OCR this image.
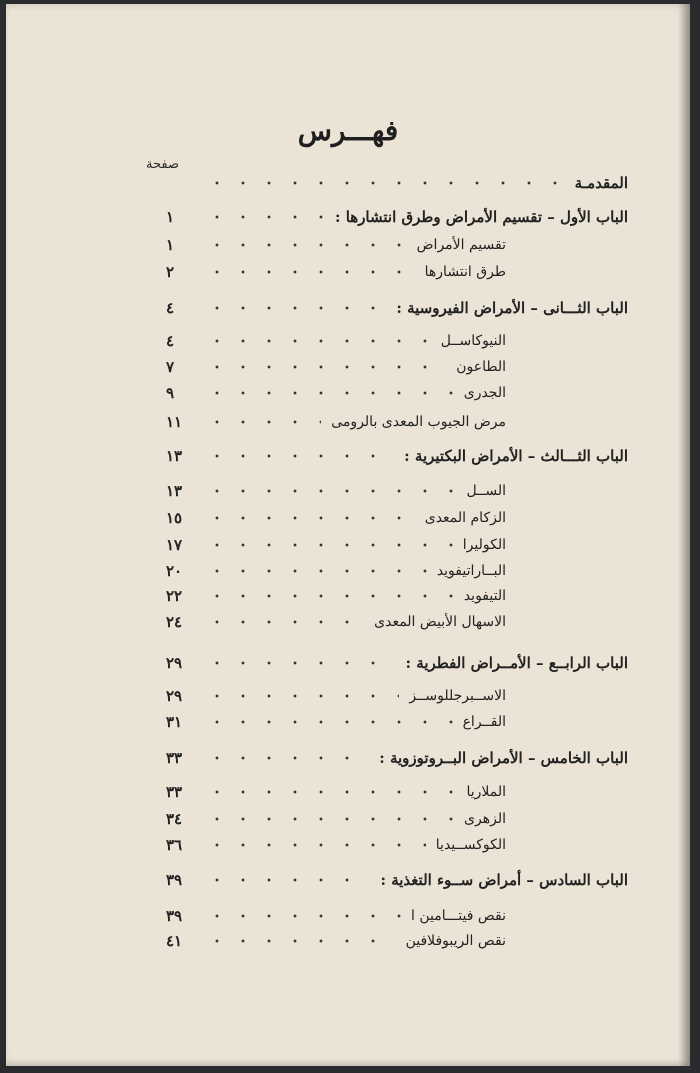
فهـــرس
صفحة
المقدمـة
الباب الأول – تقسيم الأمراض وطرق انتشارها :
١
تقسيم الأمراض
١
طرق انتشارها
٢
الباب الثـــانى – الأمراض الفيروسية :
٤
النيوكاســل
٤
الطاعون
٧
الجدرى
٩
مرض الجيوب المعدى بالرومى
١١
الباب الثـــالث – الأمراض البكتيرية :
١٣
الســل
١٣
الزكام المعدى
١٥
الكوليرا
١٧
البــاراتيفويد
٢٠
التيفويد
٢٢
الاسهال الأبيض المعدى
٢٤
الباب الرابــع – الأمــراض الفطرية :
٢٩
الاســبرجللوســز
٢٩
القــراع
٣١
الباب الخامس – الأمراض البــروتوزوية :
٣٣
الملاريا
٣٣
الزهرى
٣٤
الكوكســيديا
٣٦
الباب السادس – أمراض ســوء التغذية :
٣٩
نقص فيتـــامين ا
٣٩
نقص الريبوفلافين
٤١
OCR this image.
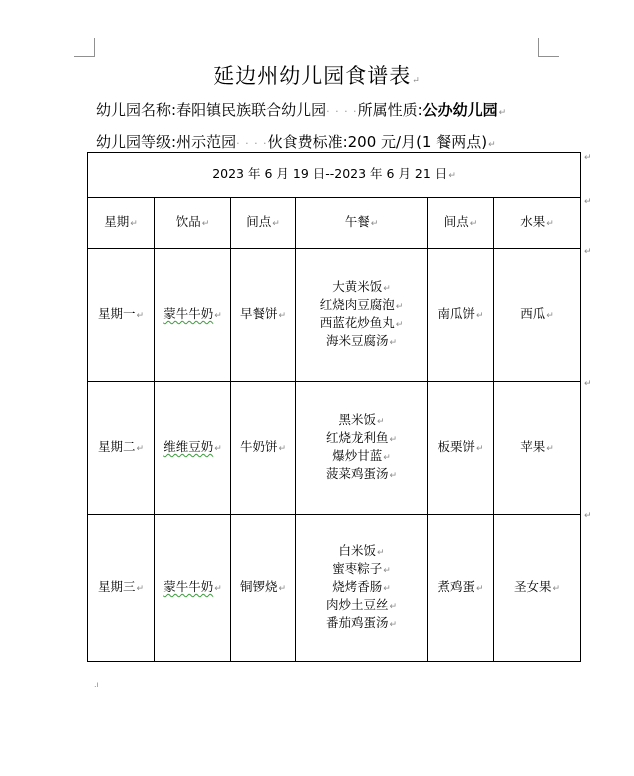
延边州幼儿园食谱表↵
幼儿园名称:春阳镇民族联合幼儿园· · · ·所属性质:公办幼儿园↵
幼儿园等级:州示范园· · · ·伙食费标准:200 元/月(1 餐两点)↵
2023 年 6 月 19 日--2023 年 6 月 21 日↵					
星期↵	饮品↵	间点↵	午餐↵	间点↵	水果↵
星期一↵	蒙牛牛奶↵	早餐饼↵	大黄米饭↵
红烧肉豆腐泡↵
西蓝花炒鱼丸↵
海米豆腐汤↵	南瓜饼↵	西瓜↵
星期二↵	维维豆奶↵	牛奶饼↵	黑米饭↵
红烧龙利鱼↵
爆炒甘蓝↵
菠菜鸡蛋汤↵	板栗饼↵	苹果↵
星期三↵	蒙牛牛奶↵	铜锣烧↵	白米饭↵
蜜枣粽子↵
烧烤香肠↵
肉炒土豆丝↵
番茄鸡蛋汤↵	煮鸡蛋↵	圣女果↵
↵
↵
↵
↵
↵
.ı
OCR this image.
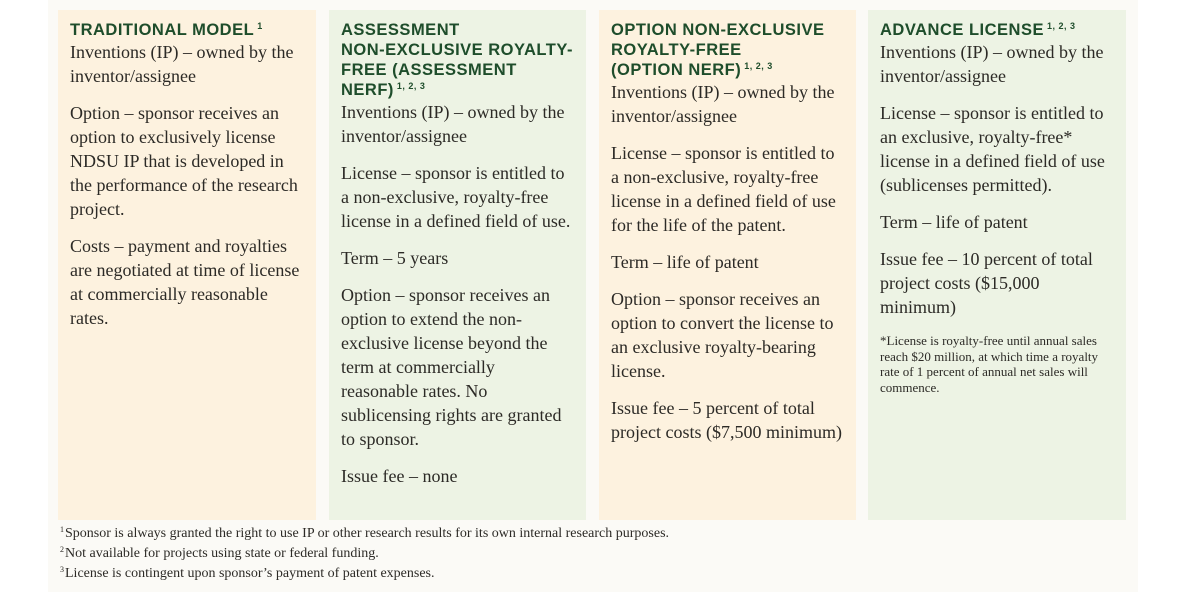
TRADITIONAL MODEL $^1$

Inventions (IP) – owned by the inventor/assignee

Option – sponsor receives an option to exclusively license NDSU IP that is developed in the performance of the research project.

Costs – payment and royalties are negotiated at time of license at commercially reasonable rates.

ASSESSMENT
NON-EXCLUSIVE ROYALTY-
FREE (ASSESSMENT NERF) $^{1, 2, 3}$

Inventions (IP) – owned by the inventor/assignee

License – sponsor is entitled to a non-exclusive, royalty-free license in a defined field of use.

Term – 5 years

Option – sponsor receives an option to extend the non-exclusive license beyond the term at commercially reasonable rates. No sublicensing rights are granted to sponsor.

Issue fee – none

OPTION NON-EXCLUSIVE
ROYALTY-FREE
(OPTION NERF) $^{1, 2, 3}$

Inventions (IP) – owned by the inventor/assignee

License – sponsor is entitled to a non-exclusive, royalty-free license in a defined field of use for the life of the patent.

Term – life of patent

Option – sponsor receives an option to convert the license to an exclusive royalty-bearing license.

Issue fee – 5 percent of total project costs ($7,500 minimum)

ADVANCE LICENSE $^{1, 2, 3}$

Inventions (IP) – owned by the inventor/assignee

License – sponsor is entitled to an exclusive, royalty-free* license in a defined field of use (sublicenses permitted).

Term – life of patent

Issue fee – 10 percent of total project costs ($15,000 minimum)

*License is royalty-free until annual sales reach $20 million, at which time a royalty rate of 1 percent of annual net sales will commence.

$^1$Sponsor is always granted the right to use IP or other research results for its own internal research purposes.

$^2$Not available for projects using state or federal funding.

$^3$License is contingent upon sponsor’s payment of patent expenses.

# # # # # # #

_Given exercise_:
Write out all the entries exactly, except for the pictures.

_Written answer_:
OCR this image.
فهـــرس
صفحة
المقدمـة
الباب الأول – تقسيم الأمراض وطرق انتشارها :
١
تقسيم الأمراض
١
طرق انتشارها
٢
الباب الثـــانى – الأمراض الفيروسية :
٤
النيوكاســل
٤
الطاعون
٧
الجدرى
٩
مرض الجيوب المعدى بالرومى
١١
الباب الثـــالث – الأمراض البكتيرية :
١٣
الســل
١٣
الزكام المعدى
١٥
الكوليرا
١٧
البــاراتيفويد
٢٠
التيفويد
٢٢
الاسهال الأبيض المعدى
٢٤
الباب الرابــع – الأمــراض الفطرية :
٢٩
الاســبرجللوســز
٢٩
القــراع
٣١
الباب الخامس – الأمراض البــروتوزوية :
٣٣
الملاريا
٣٣
الزهرى
٣٤
الكوكســيديا
٣٦
الباب السادس – أمراض ســوء التغذية :
٣٩
نقص فيتـــامين ا
٣٩
نقص الريبوفلافين
٤١
OCR this image.
延边州幼儿园食谱表↵
幼儿园名称:春阳镇民族联合幼儿园· · · ·所属性质:公办幼儿园↵
幼儿园等级:州示范园· · · ·伙食费标准:200 元/月(1 餐两点)↵
2023 年 6 月 19 日--2023 年 6 月 21 日↵					
星期↵	饮品↵	间点↵	午餐↵	间点↵	水果↵
星期一↵	蒙牛牛奶↵	早餐饼↵	大黄米饭↵
红烧肉豆腐泡↵
西蓝花炒鱼丸↵
海米豆腐汤↵	南瓜饼↵	西瓜↵
星期二↵	维维豆奶↵	牛奶饼↵	黑米饭↵
红烧龙利鱼↵
爆炒甘蓝↵
菠菜鸡蛋汤↵	板栗饼↵	苹果↵
星期三↵	蒙牛牛奶↵	铜锣烧↵	白米饭↵
蜜枣粽子↵
烧烤香肠↵
肉炒土豆丝↵
番茄鸡蛋汤↵	煮鸡蛋↵	圣女果↵
↵
↵
↵
↵
↵
.ı
OCR this image.
TRADITIONAL MODEL $^1$

Inventions (IP) – owned by the inventor/assignee

Option – sponsor receives an option to exclusively license NDSU IP that is developed in the performance of the research project.

Costs – payment and royalties are negotiated at time of license at commercially reasonable rates.

ASSESSMENT
NON-EXCLUSIVE ROYALTY-
FREE (ASSESSMENT NERF) $^{1, 2, 3}$

Inventions (IP) – owned by the inventor/assignee

License – sponsor is entitled to a non-exclusive, royalty-free license in a defined field of use.

Term – 5 years

Option – sponsor receives an option to extend the non-exclusive license beyond the term at commercially reasonable rates. No sublicensing rights are granted to sponsor.

Issue fee – none

OPTION NON-EXCLUSIVE
ROYALTY-FREE
(OPTION NERF) $^{1, 2, 3}$

Inventions (IP) – owned by the inventor/assignee

License – sponsor is entitled to a non-exclusive, royalty-free license in a defined field of use for the life of the patent.

Term – life of patent

Option – sponsor receives an option to convert the license to an exclusive royalty-bearing license.

Issue fee – 5 percent of total project costs ($7,500 minimum)

ADVANCE LICENSE $^{1, 2, 3}$

Inventions (IP) – owned by the inventor/assignee

License – sponsor is entitled to an exclusive, royalty-free* license in a defined field of use (sublicenses permitted).

Term – life of patent

Issue fee – 10 percent of total project costs ($15,000 minimum)

*License is royalty-free until annual sales reach $20 million, at which time a royalty rate of 1 percent of annual net sales will commence.

$^1$Sponsor is always granted the right to use IP or other research results for its own internal research purposes.

$^2$Not available for projects using state or federal funding.

$^3$License is contingent upon sponsor’s payment of patent expenses.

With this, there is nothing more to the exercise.